(Extracts from a graphics dataset)
┌────────
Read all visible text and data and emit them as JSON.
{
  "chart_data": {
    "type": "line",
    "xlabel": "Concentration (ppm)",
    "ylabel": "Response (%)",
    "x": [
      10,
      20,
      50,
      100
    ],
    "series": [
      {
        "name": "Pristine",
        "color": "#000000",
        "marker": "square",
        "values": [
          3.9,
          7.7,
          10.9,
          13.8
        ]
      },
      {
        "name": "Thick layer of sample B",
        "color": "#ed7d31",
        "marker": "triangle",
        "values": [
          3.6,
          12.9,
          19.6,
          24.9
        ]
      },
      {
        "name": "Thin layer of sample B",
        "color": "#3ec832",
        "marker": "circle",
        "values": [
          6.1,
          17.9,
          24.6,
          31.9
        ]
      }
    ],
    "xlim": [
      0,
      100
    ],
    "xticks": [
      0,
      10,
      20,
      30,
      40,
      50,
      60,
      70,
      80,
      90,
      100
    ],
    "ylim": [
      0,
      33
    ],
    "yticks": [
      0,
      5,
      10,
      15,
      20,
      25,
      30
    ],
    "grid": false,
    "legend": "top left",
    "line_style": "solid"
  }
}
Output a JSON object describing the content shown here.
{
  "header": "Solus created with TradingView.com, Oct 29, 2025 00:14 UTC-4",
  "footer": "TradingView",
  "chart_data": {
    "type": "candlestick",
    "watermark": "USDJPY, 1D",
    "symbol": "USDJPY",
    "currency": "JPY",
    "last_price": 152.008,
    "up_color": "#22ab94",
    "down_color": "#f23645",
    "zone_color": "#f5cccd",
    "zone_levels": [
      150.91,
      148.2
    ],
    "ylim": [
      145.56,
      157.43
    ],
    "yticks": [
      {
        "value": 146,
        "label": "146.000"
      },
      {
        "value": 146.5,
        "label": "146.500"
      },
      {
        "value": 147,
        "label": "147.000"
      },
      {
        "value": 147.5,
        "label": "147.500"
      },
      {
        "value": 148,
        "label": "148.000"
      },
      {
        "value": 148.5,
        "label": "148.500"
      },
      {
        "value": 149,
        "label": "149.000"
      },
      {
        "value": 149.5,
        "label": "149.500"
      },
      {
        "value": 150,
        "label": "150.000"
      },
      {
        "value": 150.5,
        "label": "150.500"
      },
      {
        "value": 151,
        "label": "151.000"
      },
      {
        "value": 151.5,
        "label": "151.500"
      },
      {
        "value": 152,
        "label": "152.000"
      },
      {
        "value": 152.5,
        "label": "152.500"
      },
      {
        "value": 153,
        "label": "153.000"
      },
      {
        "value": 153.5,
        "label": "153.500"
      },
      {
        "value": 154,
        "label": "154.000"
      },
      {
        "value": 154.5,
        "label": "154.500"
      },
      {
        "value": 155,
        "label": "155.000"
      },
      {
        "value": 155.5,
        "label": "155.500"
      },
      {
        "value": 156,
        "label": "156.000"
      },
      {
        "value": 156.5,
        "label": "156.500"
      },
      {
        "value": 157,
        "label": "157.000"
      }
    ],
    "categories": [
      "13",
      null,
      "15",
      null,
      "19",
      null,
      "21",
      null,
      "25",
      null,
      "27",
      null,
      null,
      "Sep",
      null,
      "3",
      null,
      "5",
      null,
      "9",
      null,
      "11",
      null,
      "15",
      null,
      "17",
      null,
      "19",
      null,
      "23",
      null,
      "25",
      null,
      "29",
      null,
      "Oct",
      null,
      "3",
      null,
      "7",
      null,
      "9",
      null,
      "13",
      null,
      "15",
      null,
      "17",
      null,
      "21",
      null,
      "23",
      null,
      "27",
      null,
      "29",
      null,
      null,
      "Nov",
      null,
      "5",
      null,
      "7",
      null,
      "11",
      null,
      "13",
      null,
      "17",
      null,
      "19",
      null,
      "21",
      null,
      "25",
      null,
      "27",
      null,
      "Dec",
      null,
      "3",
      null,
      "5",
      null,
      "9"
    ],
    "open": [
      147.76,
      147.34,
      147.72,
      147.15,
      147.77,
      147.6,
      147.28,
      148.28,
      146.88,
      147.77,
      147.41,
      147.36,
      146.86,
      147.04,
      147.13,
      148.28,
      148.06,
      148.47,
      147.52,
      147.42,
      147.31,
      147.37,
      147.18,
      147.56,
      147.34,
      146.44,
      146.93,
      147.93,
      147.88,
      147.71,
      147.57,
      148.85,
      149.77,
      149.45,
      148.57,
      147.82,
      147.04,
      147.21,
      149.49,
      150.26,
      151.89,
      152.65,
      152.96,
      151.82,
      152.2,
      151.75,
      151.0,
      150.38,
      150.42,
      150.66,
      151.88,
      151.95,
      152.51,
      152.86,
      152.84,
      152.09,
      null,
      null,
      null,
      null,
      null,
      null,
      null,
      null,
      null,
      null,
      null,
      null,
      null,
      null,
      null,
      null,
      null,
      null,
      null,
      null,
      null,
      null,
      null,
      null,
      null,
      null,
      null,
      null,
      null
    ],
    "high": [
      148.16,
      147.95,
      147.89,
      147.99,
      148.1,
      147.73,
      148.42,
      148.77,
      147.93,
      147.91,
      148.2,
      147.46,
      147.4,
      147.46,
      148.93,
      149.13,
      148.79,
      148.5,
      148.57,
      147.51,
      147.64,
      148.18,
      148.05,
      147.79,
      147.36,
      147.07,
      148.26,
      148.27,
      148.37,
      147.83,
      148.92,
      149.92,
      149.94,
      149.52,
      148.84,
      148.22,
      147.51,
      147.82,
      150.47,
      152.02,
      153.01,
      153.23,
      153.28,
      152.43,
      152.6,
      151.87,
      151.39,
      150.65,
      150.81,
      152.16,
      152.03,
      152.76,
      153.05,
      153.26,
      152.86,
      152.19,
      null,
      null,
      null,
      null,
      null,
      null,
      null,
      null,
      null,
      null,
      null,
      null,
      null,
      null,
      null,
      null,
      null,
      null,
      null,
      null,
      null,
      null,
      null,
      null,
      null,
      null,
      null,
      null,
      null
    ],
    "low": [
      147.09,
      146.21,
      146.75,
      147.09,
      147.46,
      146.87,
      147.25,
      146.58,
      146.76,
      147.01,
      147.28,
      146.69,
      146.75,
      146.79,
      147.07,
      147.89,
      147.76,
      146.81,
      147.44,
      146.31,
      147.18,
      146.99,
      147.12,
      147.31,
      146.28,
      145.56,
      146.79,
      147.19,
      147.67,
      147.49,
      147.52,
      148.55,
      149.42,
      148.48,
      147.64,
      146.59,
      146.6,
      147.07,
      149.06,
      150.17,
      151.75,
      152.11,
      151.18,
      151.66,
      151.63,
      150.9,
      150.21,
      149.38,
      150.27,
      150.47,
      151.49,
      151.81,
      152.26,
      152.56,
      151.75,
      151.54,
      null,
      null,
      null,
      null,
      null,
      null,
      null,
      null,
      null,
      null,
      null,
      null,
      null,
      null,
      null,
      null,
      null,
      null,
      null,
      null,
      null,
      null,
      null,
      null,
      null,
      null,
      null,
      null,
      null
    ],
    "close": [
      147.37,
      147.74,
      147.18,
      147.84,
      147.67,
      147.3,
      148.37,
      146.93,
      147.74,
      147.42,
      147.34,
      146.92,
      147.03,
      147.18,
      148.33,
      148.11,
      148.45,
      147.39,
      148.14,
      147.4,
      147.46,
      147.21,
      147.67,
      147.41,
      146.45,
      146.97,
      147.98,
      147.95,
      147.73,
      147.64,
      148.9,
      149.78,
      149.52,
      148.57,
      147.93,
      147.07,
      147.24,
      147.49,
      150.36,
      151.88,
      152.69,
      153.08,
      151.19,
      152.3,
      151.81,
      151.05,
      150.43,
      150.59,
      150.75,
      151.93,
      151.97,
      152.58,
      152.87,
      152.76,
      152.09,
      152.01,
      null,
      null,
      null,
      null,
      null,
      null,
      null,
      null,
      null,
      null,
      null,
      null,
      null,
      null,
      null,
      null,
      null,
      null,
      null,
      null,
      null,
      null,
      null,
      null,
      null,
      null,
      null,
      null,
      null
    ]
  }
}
└────────
[Short task]: Filter the listing above by the word "TradingView"; copy each line that passes.

[Result]:
  "header": "Solus created with TradingView.com, Oct 29, 2025 00:14 UTC-4",
  "footer": "TradingView",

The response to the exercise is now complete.